§ **SHORT TASK**:
Check each line for the string "batteries". Give only the count of lines that have it.

--- INFORMATION SHOWN ---

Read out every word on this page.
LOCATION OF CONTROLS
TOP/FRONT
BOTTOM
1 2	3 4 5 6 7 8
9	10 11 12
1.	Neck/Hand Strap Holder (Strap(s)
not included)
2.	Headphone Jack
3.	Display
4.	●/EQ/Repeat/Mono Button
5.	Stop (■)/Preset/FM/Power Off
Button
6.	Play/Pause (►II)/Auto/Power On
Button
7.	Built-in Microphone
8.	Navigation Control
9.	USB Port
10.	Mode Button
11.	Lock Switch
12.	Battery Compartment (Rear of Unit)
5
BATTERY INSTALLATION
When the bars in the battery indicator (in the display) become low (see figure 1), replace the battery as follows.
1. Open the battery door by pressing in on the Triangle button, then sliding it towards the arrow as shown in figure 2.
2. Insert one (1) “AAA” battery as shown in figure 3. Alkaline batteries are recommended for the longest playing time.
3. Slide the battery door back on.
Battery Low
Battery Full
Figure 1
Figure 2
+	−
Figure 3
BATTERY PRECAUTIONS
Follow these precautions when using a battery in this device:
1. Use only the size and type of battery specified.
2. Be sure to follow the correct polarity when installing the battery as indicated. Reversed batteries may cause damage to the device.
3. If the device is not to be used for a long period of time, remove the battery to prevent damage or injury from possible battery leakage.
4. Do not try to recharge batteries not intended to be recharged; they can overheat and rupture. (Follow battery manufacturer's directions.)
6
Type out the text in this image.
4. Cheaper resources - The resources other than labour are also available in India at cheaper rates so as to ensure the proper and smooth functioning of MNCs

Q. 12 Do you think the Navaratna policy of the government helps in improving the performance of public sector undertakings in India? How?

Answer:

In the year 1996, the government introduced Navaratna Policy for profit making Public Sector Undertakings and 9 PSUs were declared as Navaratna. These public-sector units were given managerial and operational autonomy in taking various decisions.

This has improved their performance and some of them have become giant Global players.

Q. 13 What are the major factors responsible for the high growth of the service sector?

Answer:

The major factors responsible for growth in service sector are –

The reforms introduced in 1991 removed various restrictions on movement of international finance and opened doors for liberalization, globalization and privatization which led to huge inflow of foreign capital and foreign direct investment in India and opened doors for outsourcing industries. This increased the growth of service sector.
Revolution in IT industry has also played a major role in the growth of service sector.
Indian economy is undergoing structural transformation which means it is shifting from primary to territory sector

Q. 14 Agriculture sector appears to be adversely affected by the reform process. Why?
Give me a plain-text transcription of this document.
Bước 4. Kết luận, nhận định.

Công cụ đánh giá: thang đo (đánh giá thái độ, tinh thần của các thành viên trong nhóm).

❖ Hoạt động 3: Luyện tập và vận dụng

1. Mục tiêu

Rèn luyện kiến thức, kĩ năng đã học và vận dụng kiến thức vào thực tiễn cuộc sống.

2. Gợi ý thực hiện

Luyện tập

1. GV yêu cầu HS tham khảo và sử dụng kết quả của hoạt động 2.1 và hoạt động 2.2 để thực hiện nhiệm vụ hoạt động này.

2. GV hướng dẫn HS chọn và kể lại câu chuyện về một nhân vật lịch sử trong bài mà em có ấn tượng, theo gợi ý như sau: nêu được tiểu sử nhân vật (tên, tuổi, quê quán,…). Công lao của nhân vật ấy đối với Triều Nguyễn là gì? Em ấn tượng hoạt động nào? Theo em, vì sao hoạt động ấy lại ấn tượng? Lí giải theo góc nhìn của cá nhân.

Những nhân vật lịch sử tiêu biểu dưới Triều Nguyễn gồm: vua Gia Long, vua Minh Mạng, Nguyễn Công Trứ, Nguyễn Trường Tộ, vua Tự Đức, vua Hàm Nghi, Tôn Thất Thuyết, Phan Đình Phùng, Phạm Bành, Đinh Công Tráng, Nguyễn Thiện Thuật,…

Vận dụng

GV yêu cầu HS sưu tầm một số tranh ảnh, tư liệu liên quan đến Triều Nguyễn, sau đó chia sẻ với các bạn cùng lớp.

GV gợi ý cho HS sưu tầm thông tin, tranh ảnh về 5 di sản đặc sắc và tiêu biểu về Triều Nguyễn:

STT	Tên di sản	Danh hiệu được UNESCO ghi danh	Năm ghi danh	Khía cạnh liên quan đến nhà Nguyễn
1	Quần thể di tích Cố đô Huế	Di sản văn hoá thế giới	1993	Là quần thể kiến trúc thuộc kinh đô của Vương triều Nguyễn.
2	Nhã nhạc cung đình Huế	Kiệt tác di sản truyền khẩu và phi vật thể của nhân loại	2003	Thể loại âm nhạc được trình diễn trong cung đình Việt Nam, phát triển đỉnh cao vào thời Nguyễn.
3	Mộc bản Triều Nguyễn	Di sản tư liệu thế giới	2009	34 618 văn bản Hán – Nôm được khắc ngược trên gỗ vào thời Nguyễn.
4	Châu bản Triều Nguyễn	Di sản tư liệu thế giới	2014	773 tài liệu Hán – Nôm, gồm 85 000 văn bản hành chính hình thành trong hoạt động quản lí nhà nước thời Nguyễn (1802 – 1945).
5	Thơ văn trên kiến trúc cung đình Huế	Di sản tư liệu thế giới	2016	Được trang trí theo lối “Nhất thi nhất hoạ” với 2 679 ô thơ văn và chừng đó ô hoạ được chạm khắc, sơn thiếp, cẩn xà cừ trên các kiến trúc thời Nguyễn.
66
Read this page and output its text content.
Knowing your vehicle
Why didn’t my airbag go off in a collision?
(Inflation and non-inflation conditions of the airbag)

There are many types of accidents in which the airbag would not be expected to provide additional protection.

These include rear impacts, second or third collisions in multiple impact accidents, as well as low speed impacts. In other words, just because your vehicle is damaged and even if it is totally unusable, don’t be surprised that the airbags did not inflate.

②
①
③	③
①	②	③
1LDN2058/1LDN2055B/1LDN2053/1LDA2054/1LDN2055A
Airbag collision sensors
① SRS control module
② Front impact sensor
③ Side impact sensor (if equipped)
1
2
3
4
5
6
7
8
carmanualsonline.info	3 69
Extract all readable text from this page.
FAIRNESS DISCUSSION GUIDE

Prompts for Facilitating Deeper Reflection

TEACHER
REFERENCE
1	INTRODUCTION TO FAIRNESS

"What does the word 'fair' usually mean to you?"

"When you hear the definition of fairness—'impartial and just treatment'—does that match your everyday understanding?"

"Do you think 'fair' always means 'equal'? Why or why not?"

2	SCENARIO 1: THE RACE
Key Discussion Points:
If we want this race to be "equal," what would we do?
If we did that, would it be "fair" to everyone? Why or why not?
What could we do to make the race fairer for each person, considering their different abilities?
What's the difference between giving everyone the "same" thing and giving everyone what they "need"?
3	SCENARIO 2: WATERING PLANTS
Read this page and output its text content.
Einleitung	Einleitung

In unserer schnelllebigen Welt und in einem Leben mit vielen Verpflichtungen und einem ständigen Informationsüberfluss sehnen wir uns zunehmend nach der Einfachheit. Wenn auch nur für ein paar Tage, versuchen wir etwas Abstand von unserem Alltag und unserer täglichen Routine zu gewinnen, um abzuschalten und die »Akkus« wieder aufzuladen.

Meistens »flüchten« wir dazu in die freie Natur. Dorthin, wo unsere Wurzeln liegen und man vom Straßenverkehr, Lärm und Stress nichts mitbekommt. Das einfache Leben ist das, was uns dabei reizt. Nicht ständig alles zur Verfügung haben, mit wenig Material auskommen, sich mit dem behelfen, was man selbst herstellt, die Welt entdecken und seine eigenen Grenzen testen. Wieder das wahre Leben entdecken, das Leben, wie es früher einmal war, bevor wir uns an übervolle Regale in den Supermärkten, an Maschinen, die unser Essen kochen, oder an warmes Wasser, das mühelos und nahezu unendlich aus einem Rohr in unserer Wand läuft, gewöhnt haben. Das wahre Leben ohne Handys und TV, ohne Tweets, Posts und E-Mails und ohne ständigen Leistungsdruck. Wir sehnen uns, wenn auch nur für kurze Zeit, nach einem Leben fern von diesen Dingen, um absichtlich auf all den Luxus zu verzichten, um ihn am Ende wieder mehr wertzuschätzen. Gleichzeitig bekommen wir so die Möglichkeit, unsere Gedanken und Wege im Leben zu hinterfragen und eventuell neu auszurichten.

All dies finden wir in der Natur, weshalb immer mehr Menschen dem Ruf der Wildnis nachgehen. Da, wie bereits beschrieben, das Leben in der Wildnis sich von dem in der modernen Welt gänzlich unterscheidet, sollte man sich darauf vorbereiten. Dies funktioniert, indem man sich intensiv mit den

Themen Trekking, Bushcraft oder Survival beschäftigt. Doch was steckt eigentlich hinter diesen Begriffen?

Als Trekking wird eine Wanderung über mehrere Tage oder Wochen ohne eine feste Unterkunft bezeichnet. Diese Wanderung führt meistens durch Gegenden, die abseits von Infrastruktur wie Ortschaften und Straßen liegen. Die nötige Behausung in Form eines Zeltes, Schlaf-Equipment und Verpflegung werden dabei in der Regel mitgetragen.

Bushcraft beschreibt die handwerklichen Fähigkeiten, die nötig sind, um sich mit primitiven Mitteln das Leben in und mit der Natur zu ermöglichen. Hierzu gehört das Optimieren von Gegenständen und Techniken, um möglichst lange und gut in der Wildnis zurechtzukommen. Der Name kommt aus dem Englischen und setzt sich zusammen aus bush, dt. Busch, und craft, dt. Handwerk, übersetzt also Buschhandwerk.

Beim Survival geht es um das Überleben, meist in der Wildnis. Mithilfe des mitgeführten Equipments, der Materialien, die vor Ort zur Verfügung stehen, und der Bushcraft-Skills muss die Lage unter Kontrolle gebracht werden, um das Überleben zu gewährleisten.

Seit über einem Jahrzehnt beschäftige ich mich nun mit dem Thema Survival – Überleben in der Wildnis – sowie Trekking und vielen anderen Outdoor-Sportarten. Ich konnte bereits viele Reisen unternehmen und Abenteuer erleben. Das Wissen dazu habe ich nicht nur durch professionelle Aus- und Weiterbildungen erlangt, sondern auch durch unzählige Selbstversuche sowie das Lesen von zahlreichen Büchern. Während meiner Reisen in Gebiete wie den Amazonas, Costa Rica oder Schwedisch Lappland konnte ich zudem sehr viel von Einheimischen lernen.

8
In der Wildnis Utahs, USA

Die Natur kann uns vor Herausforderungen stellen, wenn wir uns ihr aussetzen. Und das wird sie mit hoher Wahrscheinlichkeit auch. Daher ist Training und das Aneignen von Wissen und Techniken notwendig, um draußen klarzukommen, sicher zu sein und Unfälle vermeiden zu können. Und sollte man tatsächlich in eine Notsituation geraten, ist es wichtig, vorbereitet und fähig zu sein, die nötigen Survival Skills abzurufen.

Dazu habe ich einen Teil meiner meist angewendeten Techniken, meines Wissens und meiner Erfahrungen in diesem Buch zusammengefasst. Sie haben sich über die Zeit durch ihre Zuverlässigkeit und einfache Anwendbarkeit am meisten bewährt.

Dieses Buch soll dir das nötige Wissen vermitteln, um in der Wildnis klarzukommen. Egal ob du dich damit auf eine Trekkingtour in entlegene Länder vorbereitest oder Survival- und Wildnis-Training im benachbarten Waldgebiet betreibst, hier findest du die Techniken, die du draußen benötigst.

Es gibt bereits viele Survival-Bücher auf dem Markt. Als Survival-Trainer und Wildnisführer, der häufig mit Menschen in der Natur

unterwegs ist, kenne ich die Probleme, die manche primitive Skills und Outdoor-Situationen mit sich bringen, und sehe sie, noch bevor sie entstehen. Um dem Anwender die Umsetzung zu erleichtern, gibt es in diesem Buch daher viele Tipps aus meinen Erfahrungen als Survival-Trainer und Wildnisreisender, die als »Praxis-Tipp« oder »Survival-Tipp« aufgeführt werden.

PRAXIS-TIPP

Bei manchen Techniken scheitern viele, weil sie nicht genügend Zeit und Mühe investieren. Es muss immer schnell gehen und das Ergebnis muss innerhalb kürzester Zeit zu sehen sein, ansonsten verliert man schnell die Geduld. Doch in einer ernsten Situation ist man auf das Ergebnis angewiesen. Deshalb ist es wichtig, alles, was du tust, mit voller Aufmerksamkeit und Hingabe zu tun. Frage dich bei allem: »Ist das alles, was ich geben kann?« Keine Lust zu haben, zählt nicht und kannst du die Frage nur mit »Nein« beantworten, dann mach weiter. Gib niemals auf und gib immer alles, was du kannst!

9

---

§ **FINAL RESULT**:
3